[Data entries]

----

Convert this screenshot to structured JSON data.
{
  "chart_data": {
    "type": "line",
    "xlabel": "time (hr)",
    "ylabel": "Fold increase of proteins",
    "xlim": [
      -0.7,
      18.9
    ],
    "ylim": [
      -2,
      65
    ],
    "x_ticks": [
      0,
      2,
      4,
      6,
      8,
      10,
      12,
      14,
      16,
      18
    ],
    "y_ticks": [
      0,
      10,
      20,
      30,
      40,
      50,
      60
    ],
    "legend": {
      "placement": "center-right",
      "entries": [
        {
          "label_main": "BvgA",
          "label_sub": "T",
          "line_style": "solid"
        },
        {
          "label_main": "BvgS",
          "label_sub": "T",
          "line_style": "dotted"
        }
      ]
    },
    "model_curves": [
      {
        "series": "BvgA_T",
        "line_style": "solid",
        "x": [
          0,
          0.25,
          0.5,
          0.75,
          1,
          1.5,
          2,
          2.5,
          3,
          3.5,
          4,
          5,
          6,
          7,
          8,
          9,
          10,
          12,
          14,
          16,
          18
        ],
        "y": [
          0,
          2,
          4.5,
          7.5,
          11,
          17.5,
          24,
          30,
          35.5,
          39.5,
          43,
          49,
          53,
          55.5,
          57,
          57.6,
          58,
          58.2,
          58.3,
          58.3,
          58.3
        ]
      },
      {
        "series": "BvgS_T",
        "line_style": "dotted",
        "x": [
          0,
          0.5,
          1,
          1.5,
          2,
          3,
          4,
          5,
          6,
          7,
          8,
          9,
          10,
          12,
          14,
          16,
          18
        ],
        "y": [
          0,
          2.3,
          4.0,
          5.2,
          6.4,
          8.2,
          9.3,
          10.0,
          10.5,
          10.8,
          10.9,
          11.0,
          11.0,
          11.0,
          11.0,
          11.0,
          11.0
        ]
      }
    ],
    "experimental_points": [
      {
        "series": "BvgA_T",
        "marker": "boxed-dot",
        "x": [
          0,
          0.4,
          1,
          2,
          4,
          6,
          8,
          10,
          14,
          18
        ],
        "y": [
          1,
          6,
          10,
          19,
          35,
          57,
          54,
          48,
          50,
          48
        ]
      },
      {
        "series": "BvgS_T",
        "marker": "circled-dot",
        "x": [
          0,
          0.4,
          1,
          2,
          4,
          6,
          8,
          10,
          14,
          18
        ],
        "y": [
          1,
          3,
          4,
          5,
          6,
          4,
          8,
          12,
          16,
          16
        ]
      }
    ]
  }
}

----

WORK TO BE COMPLETED: Your task is to transcribe all of the entries word for word.

RESULT:
Convert this screenshot to structured JSON data.
{
  "chart_data": {
    "type": "line",
    "xlabel": "time (hr)",
    "ylabel": "Fold increase of proteins",
    "xlim": [
      -0.7,
      18.9
    ],
    "ylim": [
      -2,
      65
    ],
    "x_ticks": [
      0,
      2,
      4,
      6,
      8,
      10,
      12,
      14,
      16,
      18
    ],
    "y_ticks": [
      0,
      10,
      20,
      30,
      40,
      50,
      60
    ],
    "legend": {
      "placement": "center-right",
      "entries": [
        {
          "label_main": "BvgA",
          "label_sub": "T",
          "line_style": "solid"
        },
        {
          "label_main": "BvgS",
          "label_sub": "T",
          "line_style": "dotted"
        }
      ]
    },
    "model_curves": [
      {
        "series": "BvgA_T",
        "line_style": "solid",
        "x": [
          0,
          0.25,
          0.5,
          0.75,
          1,
          1.5,
          2,
          2.5,
          3,
          3.5,
          4,
          5,
          6,
          7,
          8,
          9,
          10,
          12,
          14,
          16,
          18
        ],
        "y": [
          0,
          2,
          4.5,
          7.5,
          11,
          17.5,
          24,
          30,
          35.5,
          39.5,
          43,
          49,
          53,
          55.5,
          57,
          57.6,
          58,
          58.2,
          58.3,
          58.3,
          58.3
        ]
      },
      {
        "series": "BvgS_T",
        "line_style": "dotted",
        "x": [
          0,
          0.5,
          1,
          1.5,
          2,
          3,
          4,
          5,
          6,
          7,
          8,
          9,
          10,
          12,
          14,
          16,
          18
        ],
        "y": [
          0,
          2.3,
          4.0,
          5.2,
          6.4,
          8.2,
          9.3,
          10.0,
          10.5,
          10.8,
          10.9,
          11.0,
          11.0,
          11.0,
          11.0,
          11.0,
          11.0
        ]
      }
    ],
    "experimental_points": [
      {
        "series": "BvgA_T",
        "marker": "boxed-dot",
        "x": [
          0,
          0.4,
          1,
          2,
          4,
          6,
          8,
          10,
          14,
          18
        ],
        "y": [
          1,
          6,
          10,
          19,
          35,
          57,
          54,
          48,
          50,
          48
        ]
      },
      {
        "series": "BvgS_T",
        "marker": "circled-dot",
        "x": [
          0,
          0.4,
          1,
          2,
          4,
          6,
          8,
          10,
          14,
          18
        ],
        "y": [
          1,
          3,
          4,
          5,
          6,
          4,
          8,
          12,
          16,
          16
        ]
      }
    ]
  }
}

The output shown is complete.